-- Short task --
Scan the records for the string "text"; copy each line where it occurs.

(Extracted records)
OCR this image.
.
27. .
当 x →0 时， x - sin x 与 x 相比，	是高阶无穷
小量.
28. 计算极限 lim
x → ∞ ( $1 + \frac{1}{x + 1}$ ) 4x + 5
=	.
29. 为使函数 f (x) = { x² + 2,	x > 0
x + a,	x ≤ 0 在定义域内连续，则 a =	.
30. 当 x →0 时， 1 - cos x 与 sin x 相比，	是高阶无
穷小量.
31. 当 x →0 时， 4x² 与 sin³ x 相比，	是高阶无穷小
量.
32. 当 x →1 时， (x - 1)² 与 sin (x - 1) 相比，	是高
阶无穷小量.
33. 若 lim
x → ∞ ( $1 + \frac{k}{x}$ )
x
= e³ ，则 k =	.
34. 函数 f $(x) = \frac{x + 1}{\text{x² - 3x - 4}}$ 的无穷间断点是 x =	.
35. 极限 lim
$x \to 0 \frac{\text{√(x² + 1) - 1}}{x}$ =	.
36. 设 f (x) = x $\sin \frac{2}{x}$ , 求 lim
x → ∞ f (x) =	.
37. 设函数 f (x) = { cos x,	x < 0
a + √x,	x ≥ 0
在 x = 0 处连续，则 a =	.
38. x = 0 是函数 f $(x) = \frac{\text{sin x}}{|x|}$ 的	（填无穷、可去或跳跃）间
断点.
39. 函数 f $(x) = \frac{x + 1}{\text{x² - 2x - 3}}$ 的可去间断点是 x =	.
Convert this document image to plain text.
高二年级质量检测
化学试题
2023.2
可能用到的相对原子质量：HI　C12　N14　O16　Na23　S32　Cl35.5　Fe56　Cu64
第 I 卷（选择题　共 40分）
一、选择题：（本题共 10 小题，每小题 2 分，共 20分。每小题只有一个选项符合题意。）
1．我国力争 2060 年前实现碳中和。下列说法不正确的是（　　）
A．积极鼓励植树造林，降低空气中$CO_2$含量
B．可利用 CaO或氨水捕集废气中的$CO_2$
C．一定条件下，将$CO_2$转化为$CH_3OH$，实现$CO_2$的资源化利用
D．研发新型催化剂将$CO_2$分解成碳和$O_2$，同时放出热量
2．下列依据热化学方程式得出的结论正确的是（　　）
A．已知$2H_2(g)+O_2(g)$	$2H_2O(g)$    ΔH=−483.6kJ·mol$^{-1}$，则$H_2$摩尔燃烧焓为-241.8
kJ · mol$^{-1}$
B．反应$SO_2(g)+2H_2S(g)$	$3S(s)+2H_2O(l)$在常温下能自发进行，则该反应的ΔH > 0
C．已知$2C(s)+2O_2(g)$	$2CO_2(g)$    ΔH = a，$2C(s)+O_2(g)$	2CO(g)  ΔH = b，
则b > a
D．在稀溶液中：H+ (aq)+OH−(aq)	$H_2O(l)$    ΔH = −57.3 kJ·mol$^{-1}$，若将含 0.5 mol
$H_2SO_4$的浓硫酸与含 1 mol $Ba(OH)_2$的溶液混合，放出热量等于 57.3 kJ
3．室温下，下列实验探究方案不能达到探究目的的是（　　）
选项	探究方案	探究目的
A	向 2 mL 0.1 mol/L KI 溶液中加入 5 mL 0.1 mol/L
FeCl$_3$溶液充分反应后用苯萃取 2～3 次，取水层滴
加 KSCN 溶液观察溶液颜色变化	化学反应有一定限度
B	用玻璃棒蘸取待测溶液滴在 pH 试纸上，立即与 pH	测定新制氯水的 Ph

-- Reply --
34. 函数 f $(x) = \frac{x + 1}{\text{x² - 3x - 4}}$ 的无穷间断点是 x =	.
$x \to 0 \frac{\text{√(x² + 1) - 1}}{x}$ =	.
38. x = 0 是函数 f $(x) = \frac{\text{sin x}}{|x|}$ 的	（填无穷、可去或跳跃）间
39. 函数 f $(x) = \frac{x + 1}{\text{x² - 2x - 3}}$ 的可去间断点是 x =	.
Convert this document image to plain text.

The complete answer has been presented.